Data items
- - -

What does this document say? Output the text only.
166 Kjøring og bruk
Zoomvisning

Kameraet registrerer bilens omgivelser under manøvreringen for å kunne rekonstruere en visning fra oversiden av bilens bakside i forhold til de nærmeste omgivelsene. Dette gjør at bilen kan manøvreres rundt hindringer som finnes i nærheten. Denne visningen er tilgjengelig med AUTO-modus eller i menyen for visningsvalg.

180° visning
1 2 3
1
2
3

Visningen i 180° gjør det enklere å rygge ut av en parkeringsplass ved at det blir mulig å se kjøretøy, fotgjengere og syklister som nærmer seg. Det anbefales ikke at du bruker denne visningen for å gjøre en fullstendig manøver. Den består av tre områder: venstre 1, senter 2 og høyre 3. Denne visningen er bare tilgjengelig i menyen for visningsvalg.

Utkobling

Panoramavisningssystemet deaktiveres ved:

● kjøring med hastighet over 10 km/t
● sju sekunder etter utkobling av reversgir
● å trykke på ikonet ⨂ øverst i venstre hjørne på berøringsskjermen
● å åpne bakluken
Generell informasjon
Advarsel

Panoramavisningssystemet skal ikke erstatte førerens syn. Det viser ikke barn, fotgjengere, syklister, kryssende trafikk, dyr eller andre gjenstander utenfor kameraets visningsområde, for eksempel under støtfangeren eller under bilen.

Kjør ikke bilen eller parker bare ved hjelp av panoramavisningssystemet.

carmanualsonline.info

- - -

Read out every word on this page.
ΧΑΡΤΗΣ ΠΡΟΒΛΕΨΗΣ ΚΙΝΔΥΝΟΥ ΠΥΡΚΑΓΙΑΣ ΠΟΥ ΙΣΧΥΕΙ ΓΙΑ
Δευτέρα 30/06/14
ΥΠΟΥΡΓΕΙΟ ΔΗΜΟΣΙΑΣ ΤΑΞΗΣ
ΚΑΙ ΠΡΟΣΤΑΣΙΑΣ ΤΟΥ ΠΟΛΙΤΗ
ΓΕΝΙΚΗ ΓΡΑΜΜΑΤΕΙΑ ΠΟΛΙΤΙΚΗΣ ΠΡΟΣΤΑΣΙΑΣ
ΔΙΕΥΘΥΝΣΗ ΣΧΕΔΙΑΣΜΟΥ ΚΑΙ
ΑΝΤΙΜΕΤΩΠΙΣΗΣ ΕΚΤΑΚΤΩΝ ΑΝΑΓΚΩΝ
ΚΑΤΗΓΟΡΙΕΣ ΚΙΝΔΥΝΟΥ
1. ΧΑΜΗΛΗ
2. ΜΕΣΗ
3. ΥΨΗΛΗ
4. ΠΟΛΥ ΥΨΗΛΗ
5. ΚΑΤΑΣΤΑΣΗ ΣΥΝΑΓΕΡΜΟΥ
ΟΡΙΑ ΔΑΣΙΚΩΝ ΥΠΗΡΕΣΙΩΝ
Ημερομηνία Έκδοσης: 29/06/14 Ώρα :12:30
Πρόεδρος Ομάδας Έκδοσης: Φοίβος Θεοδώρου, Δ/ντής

- - -

● Your instructions
Where does the word "bilen" appear? Return each line that holds it.

● Task result
Kameraet registrerer bilens omgivelser under manøvreringen for å kunne rekonstruere en visning fra oversiden av bilens bakside i forhold til de nærmeste omgivelsene. Dette gjør at bilen kan manøvreres rundt hindringer som finnes i nærheten. Denne visningen er tilgjengelig med AUTO-modus eller i menyen for visningsvalg.
Panoramavisningssystemet skal ikke erstatte førerens syn. Det viser ikke barn, fotgjengere, syklister, kryssende trafikk, dyr eller andre gjenstander utenfor kameraets visningsområde, for eksempel under støtfangeren eller under bilen.
Kjør ikke bilen eller parker bare ved hjelp av panoramavisningssystemet.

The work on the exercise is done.